**PROBLEM TO SOLVE**
Give only the number of lines that contain the word "Promoted".

**ENTRIES**
□ □ □ □
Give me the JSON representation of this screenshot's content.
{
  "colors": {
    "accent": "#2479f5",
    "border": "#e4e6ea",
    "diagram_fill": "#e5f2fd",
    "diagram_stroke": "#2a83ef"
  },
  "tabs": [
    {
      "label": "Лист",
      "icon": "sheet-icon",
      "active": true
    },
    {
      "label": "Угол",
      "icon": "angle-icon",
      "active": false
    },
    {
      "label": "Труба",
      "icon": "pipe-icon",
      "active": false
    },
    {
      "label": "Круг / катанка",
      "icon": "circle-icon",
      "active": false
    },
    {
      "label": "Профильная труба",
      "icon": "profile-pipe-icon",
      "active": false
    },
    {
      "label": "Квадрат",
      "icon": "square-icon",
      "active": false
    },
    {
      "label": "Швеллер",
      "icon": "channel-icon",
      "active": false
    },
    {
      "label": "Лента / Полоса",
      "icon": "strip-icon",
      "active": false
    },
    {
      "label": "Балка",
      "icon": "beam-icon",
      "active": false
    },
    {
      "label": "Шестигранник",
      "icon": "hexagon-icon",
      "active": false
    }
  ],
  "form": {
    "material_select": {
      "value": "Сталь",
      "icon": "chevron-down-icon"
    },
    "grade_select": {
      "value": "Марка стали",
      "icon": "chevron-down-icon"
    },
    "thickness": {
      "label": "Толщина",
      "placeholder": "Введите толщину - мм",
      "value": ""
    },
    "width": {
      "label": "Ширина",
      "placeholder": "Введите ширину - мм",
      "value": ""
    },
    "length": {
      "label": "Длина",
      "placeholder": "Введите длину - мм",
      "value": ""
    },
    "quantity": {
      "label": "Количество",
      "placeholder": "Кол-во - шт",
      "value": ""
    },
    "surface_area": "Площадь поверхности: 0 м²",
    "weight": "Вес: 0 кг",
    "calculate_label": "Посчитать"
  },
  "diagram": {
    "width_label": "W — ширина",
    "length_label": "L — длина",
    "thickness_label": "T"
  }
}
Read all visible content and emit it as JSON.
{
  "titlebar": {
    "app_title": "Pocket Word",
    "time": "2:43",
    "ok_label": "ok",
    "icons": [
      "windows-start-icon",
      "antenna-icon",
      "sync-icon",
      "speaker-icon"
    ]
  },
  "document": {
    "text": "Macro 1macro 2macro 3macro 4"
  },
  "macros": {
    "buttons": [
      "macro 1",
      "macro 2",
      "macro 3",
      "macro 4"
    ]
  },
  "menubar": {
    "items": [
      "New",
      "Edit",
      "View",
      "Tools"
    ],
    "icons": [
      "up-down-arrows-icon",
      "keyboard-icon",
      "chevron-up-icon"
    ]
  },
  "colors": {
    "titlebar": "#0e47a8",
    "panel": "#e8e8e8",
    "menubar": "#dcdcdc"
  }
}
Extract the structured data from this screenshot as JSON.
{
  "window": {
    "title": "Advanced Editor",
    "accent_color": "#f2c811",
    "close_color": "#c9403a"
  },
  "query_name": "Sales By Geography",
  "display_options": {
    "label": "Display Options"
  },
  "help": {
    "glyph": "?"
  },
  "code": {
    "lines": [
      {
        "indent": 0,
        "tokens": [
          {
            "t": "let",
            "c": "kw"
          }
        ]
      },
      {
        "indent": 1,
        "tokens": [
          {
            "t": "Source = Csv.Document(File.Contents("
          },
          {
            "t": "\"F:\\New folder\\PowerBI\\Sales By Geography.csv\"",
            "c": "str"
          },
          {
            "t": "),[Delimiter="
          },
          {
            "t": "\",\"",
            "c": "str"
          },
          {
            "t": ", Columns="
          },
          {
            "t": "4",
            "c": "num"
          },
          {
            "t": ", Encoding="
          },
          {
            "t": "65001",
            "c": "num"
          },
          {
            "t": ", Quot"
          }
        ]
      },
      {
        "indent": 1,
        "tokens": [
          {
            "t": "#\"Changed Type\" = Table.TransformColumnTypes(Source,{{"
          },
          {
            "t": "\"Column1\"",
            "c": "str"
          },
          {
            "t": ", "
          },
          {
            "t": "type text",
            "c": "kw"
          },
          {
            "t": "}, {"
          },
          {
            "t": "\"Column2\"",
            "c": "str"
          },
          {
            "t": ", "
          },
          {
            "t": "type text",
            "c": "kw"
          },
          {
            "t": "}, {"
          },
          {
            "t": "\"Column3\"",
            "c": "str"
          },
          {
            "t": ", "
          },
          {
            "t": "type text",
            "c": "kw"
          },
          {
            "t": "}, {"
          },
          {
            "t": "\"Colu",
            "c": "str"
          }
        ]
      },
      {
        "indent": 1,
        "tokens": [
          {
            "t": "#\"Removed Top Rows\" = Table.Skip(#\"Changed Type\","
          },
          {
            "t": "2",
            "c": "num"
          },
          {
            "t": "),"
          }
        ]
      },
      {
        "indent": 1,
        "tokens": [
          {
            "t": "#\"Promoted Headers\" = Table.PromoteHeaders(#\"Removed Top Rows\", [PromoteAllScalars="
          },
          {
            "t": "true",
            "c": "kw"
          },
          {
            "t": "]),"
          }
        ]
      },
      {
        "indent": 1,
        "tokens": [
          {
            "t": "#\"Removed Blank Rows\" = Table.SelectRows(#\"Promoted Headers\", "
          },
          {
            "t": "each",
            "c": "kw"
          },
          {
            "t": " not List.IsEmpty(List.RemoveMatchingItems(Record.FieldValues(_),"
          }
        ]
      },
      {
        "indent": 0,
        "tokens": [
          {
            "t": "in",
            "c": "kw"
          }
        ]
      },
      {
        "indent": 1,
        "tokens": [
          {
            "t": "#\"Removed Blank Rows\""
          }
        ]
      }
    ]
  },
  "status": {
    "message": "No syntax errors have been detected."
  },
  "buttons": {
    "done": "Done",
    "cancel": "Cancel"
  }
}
□ □ □ □
**TASK RESULT**
2